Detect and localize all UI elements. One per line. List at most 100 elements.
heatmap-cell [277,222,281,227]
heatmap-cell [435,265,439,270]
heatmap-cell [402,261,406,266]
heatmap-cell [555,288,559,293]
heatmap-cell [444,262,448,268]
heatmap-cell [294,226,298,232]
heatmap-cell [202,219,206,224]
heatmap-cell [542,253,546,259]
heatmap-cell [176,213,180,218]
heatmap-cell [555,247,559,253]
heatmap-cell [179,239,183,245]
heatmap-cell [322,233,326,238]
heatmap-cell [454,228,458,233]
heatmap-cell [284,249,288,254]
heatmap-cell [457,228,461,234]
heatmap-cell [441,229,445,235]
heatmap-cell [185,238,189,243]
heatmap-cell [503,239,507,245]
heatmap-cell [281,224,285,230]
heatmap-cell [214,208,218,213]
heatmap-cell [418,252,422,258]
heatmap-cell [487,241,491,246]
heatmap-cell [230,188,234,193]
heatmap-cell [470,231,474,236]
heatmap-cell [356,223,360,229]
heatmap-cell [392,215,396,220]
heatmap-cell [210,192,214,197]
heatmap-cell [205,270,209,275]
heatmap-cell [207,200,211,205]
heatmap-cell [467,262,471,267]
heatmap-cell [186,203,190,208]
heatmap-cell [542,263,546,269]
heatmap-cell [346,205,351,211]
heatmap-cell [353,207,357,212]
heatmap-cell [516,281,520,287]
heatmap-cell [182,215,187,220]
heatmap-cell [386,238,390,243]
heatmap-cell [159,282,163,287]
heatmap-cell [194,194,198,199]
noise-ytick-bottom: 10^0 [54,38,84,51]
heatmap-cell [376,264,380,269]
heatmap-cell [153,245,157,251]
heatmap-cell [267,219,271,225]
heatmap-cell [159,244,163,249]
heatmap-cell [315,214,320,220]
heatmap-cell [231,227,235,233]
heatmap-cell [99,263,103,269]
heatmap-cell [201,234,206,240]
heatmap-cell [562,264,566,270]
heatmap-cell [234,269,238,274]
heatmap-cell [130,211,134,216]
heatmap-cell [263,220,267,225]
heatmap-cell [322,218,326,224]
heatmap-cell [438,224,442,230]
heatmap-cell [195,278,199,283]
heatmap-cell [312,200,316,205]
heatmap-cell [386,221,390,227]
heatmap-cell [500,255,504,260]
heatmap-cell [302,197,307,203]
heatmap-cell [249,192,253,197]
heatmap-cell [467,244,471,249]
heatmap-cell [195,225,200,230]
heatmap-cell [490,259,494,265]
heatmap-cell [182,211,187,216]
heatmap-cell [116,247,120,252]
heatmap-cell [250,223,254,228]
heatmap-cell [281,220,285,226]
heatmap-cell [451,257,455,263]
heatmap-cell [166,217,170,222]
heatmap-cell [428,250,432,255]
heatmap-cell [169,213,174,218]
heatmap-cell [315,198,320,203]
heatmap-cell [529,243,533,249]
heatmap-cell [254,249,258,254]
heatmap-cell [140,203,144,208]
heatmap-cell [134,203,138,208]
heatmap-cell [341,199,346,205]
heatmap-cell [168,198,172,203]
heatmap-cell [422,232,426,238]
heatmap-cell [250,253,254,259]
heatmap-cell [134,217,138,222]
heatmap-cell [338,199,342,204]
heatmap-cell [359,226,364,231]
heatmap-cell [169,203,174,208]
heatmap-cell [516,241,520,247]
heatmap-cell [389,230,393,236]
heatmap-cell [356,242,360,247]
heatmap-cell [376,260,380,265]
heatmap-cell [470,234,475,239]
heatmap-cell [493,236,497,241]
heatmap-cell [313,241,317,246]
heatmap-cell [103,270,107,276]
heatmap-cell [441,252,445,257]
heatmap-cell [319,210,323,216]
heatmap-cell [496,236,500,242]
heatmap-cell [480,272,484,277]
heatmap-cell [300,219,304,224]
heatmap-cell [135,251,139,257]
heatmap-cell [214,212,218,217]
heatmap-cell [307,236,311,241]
_ _ _ _
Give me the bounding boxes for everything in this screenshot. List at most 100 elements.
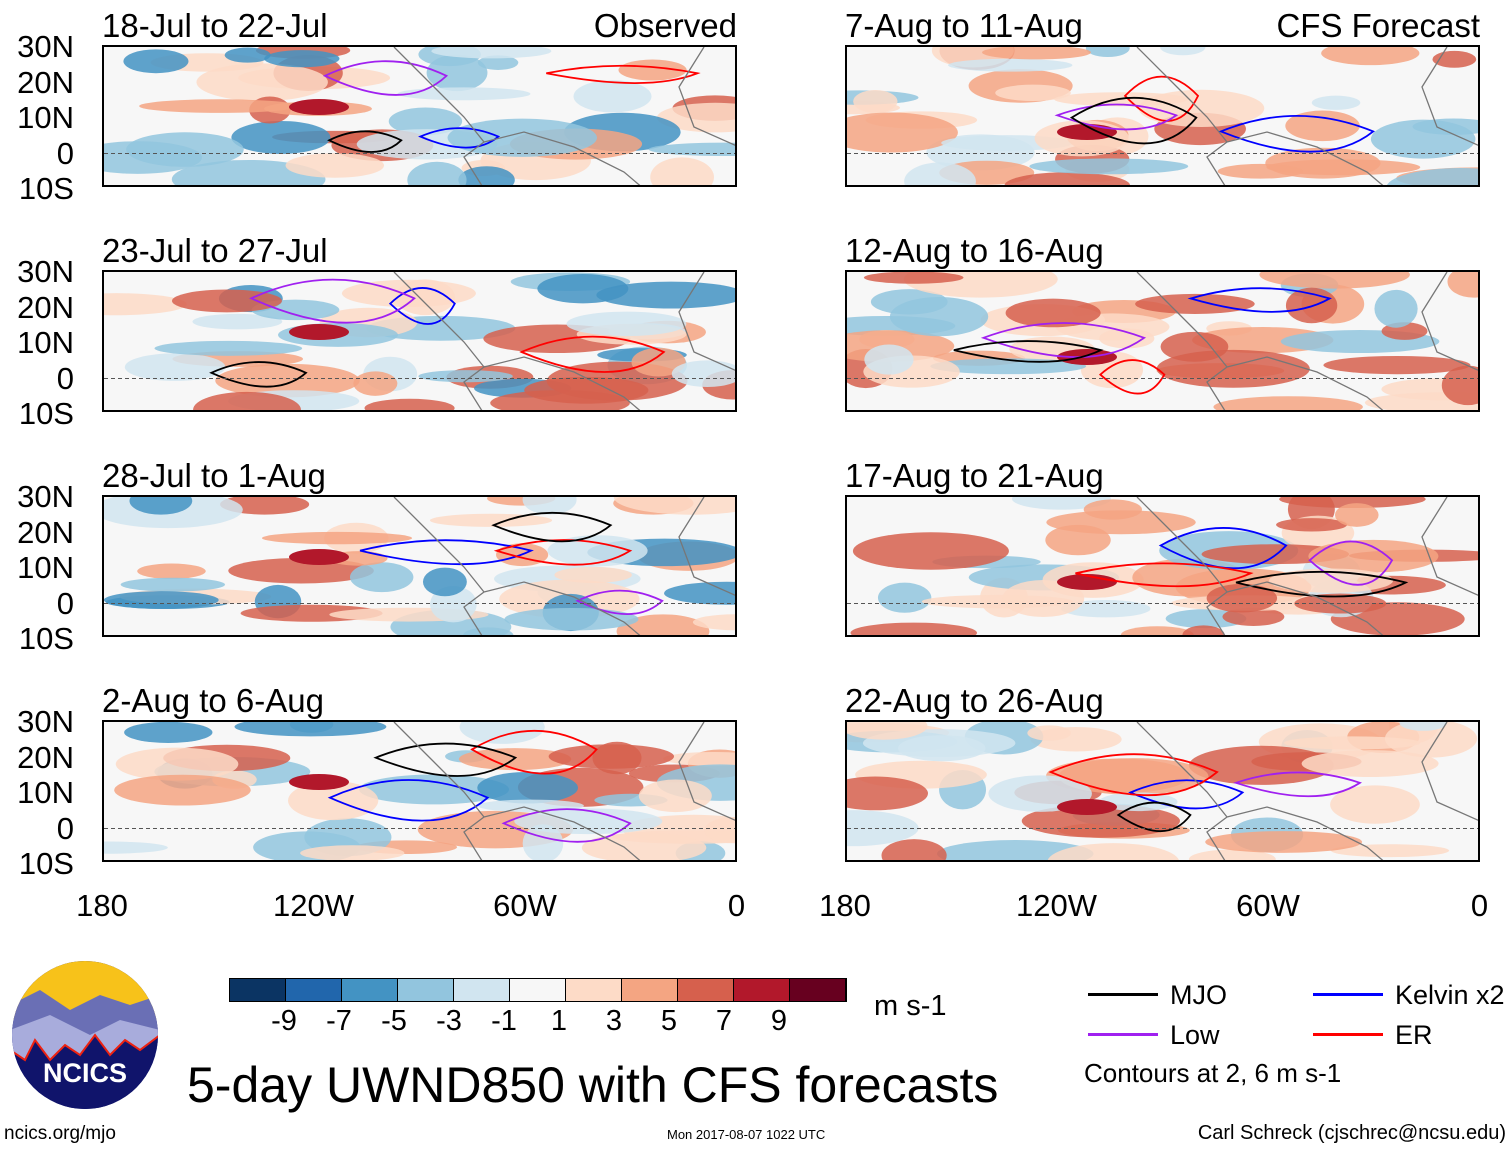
_ _ _ _
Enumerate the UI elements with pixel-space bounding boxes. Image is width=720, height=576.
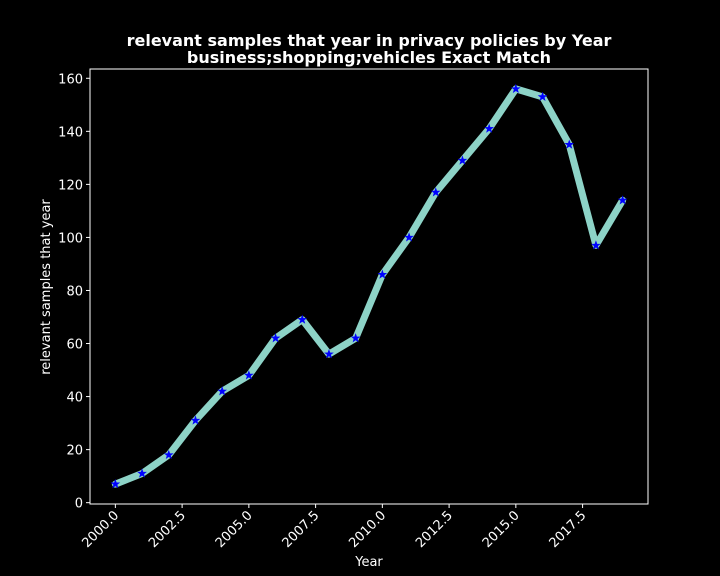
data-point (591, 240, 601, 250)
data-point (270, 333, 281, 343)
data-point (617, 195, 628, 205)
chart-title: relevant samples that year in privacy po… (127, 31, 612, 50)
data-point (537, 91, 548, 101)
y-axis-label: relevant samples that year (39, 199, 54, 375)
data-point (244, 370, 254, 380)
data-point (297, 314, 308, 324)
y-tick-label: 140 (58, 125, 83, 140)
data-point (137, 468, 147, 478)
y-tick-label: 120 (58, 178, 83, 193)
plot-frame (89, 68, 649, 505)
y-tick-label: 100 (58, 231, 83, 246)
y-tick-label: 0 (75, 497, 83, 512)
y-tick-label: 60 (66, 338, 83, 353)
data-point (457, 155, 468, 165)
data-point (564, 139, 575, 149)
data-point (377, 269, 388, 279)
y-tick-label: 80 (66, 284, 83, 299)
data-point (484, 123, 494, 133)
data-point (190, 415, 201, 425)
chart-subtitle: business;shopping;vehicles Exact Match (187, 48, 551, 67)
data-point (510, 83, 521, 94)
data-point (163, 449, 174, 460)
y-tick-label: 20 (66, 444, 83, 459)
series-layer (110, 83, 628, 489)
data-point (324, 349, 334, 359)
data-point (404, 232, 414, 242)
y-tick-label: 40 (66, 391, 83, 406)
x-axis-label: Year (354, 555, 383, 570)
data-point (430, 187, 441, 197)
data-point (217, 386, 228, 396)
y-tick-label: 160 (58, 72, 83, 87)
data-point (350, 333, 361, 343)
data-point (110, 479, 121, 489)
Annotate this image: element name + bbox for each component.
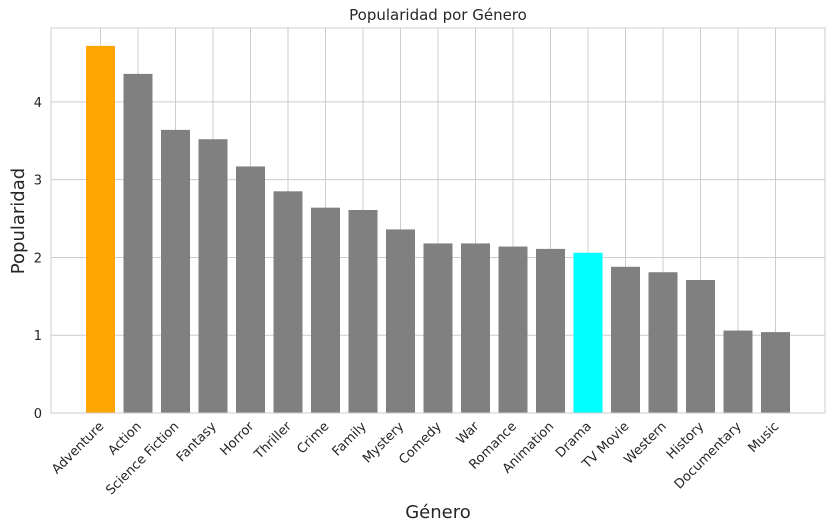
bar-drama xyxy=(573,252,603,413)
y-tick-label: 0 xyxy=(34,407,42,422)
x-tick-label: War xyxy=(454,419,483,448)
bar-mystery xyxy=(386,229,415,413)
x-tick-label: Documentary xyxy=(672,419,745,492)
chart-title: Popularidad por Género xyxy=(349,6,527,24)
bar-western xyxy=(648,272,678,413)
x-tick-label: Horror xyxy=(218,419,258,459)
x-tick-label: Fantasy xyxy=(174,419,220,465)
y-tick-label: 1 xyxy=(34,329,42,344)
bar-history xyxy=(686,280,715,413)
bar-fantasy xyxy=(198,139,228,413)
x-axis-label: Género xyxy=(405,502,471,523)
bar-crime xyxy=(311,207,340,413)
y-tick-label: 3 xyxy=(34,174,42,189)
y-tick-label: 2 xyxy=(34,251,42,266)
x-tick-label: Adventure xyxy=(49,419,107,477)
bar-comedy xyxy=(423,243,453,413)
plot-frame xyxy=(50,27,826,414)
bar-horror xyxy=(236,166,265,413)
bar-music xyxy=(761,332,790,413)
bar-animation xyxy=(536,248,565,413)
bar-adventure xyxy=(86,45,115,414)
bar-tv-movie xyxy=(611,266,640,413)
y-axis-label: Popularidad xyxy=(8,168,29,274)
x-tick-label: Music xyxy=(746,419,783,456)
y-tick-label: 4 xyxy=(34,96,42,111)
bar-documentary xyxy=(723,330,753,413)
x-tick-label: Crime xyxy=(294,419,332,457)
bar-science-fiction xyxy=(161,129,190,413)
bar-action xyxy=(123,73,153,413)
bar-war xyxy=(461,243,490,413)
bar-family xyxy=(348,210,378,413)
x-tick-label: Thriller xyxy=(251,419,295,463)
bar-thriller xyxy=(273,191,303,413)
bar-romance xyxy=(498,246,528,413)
_ _ _ _
Problem statement ->
Quote the rows from the line with "Detect and localize" up to and including the line with "heatmap-cell [542,253,546,259]", reproducing each one verbatim.

Response for this exercise ->
Detect and localize all UI elements. One per line. List at most 100 elements.
heatmap-cell [277,222,281,227]
heatmap-cell [435,265,439,270]
heatmap-cell [402,261,406,266]
heatmap-cell [555,288,559,293]
heatmap-cell [444,262,448,268]
heatmap-cell [294,226,298,232]
heatmap-cell [202,219,206,224]
heatmap-cell [542,253,546,259]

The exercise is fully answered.